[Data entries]
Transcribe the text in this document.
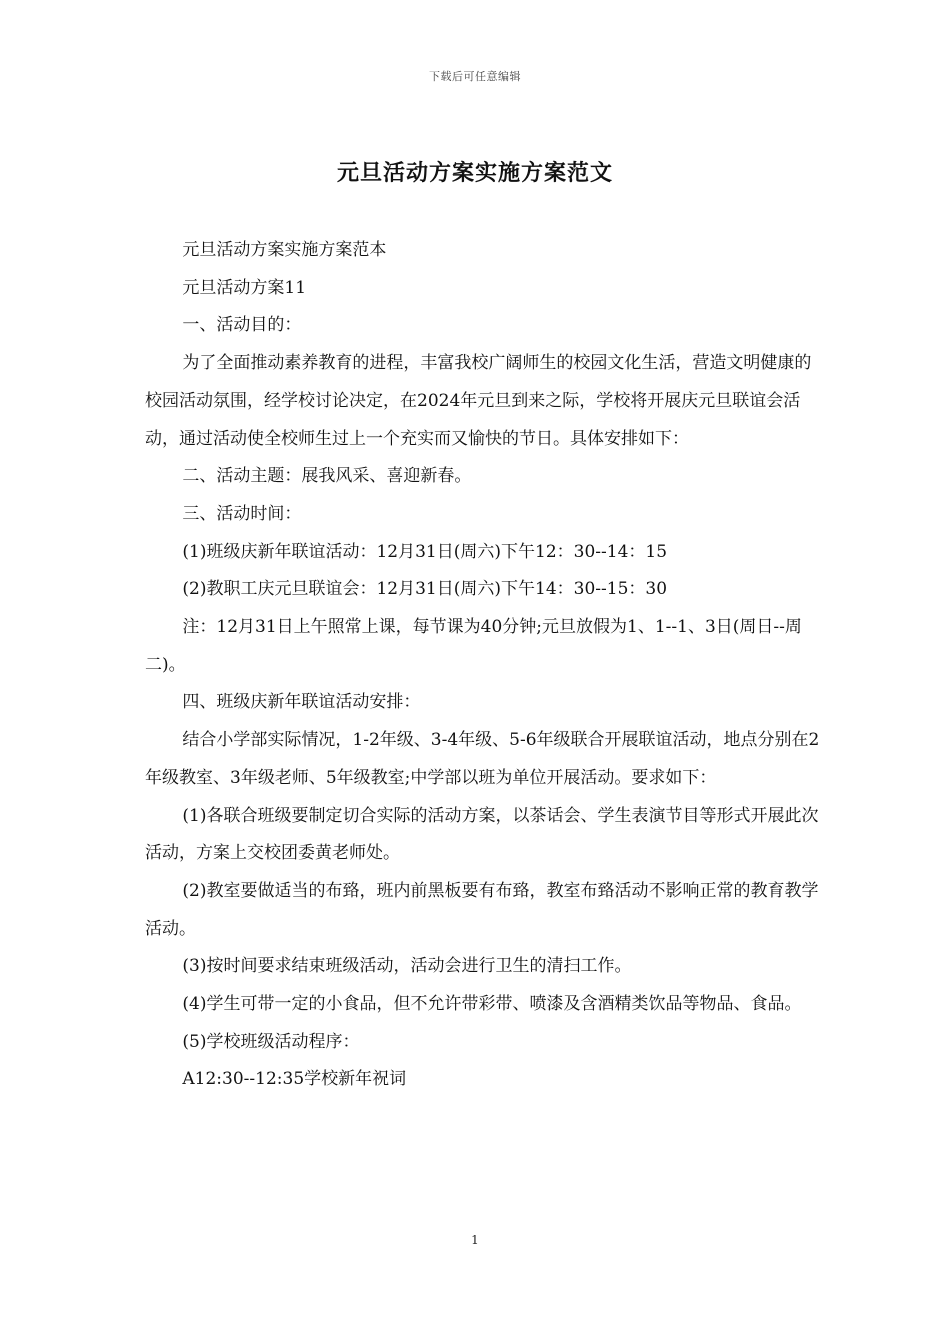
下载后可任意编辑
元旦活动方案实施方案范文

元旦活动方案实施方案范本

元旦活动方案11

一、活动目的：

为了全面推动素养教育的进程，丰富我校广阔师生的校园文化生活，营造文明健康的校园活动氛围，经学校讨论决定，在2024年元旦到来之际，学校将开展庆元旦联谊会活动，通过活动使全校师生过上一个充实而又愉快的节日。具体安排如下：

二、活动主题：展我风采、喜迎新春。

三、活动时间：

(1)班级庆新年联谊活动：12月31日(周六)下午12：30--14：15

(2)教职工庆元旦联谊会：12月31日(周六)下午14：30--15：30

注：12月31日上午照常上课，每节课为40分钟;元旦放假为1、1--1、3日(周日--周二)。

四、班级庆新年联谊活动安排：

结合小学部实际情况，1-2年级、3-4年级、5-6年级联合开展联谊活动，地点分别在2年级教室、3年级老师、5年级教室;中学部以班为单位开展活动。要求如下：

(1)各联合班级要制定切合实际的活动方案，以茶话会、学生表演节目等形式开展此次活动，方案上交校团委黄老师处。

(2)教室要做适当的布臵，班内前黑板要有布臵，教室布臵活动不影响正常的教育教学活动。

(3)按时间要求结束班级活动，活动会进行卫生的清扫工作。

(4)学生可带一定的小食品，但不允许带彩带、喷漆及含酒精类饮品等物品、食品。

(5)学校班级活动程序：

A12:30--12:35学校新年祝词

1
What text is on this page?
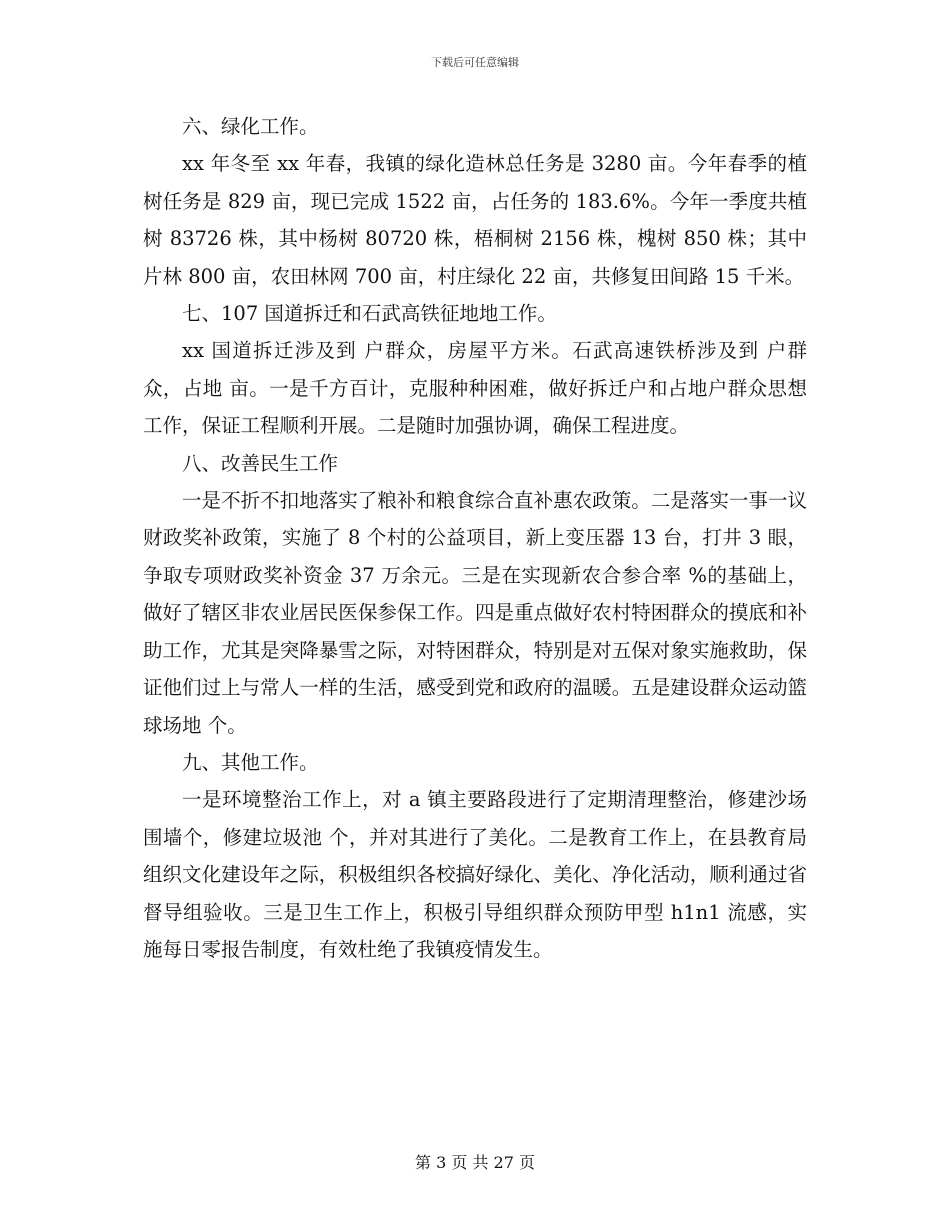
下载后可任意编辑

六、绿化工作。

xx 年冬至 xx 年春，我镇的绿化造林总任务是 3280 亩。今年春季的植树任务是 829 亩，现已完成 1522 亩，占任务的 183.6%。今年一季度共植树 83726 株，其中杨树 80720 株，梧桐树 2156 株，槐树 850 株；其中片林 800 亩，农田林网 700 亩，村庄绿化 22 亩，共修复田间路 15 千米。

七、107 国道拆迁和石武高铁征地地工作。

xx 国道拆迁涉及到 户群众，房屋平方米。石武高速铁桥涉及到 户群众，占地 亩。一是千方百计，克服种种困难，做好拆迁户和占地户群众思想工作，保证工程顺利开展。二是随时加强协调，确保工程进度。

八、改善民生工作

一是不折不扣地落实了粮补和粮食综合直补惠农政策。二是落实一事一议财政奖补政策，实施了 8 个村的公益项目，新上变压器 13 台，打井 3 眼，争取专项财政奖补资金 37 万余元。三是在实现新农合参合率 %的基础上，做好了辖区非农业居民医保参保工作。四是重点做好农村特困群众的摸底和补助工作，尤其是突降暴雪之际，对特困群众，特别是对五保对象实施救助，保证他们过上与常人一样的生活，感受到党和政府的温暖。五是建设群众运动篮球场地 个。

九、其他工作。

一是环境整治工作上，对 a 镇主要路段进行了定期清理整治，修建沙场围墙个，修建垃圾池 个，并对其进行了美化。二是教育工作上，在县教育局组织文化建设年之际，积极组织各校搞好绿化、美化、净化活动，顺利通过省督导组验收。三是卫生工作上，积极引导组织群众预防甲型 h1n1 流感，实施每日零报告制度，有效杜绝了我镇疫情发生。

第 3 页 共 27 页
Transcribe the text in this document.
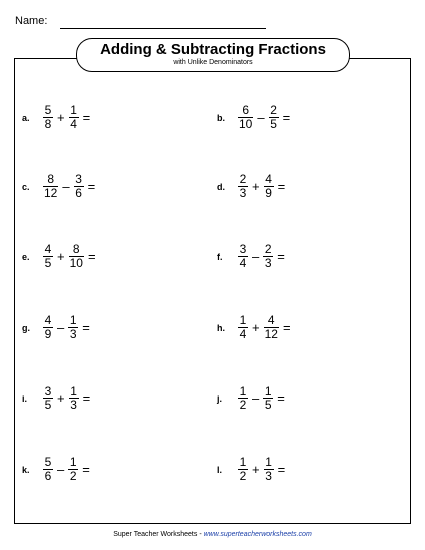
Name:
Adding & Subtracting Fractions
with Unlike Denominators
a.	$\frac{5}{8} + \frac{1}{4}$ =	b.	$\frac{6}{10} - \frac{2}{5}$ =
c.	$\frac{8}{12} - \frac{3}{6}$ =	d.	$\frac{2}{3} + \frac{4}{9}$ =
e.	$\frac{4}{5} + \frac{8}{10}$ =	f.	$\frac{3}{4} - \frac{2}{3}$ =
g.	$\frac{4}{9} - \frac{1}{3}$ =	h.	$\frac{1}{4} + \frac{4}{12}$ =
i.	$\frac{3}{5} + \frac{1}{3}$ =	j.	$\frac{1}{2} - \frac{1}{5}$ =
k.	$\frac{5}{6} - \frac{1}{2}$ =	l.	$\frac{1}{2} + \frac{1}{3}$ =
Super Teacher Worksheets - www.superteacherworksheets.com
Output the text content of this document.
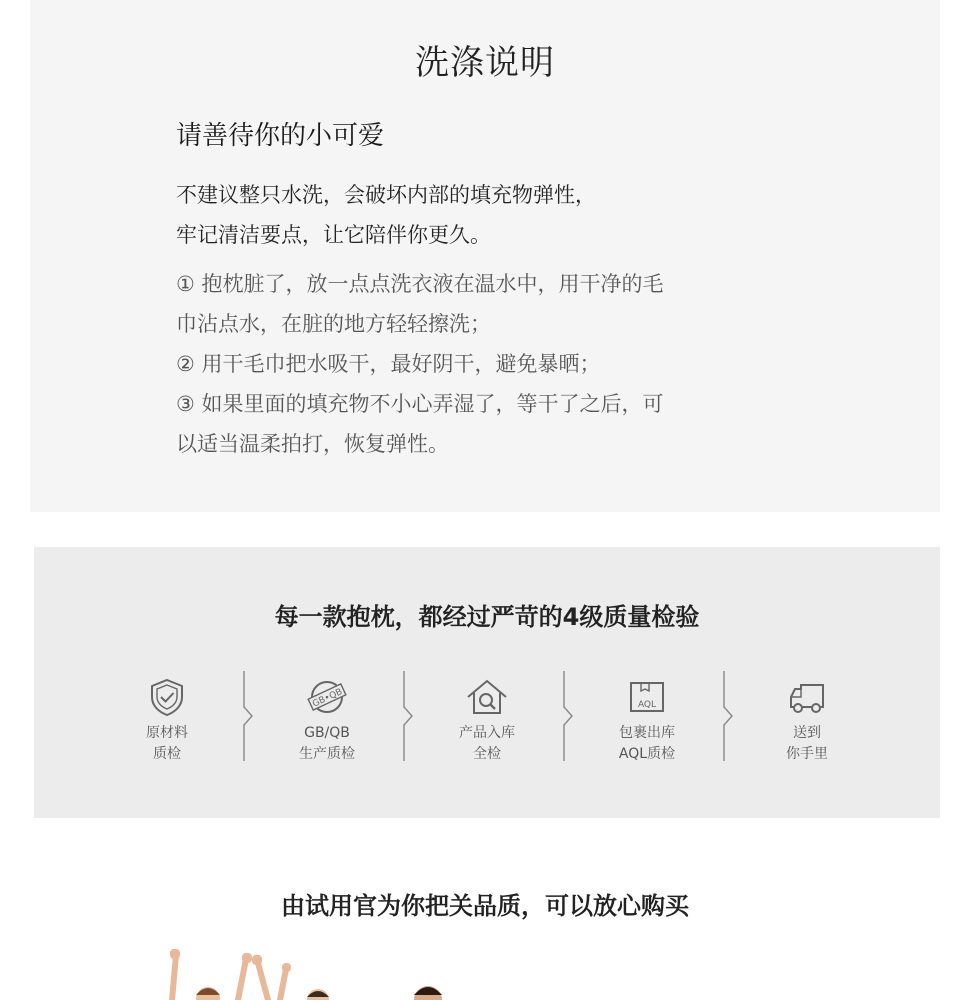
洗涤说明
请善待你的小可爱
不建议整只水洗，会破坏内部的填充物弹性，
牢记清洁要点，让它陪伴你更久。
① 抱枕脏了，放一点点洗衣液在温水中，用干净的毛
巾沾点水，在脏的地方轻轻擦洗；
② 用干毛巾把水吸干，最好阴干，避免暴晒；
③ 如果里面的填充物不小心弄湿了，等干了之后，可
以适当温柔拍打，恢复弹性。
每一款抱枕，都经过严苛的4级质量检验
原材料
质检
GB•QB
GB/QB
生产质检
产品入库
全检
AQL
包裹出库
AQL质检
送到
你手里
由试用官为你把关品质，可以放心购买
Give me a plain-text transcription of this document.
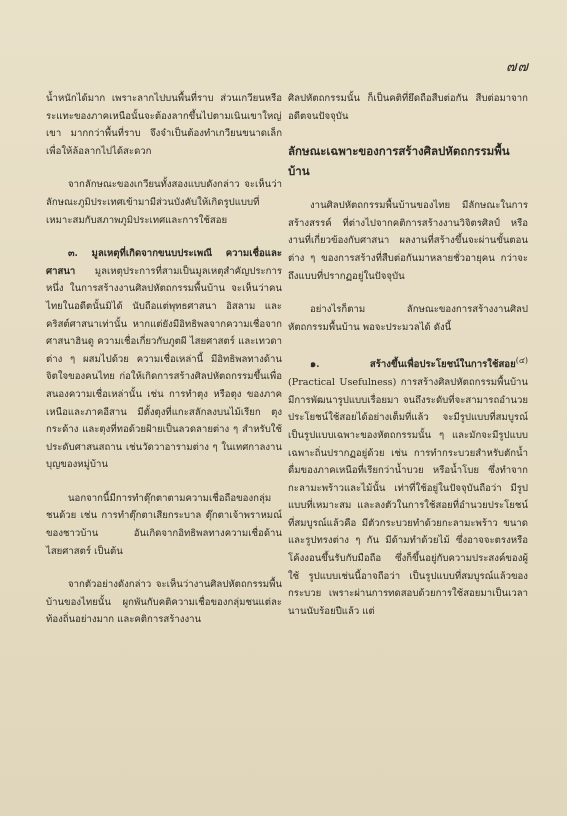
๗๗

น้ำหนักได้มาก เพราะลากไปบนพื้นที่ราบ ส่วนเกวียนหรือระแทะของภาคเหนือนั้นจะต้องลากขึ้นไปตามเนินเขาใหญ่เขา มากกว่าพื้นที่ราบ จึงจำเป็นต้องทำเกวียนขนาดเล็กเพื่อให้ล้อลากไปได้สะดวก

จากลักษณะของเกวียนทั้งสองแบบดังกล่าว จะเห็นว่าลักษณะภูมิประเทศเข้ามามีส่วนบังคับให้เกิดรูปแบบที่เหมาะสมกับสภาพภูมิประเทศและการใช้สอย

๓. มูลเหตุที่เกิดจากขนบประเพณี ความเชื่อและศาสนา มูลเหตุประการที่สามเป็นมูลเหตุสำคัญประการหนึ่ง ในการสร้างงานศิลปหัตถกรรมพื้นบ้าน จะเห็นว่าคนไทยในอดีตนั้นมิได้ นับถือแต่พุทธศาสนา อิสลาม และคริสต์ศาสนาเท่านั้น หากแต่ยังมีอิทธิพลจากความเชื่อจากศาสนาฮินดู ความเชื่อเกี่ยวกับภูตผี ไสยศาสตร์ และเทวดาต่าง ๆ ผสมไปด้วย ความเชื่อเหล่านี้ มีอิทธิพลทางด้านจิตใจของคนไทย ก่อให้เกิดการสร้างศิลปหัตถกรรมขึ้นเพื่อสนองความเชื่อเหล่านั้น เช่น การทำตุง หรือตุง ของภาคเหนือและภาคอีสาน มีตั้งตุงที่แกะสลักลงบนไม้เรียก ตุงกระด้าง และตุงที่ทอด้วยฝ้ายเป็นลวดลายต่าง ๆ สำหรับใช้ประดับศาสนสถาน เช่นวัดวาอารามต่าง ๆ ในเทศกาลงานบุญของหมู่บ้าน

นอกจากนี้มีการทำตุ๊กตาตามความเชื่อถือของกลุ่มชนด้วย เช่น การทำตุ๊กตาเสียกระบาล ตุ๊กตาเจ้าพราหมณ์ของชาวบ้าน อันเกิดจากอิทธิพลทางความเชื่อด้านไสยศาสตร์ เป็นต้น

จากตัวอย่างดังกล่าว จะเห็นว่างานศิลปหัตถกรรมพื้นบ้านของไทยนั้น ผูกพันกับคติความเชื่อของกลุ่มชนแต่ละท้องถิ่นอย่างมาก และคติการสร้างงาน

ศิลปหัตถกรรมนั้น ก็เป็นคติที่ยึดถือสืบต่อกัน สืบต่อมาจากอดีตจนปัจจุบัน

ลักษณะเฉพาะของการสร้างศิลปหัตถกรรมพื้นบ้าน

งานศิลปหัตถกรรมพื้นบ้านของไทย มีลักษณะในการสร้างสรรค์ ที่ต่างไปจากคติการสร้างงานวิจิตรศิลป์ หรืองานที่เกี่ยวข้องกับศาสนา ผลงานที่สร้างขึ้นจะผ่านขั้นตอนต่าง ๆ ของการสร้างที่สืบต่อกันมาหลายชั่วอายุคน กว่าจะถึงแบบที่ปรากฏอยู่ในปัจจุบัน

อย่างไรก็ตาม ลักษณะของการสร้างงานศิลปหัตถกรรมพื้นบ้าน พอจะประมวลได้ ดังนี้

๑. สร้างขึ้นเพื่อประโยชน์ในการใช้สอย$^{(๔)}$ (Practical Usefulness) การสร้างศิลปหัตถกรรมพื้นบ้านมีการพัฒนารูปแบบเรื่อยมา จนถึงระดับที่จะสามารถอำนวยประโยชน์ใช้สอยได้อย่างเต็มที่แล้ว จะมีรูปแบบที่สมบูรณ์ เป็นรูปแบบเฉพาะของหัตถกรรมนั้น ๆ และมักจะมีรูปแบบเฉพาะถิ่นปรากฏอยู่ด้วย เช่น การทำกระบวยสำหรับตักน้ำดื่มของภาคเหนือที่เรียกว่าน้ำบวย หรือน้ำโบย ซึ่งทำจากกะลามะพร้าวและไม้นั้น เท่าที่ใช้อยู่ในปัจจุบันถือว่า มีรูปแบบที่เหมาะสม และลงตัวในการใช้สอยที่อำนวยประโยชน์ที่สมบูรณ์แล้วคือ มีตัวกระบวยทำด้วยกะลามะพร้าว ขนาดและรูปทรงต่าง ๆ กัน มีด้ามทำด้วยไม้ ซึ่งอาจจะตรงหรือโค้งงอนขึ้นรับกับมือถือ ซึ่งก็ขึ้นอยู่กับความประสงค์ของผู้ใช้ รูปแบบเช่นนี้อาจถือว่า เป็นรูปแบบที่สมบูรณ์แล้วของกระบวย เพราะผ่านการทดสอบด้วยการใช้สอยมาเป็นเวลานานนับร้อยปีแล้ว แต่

Task statement: Scan the records above and report how many lines include the word "document", without any other text.

Problem solution: 4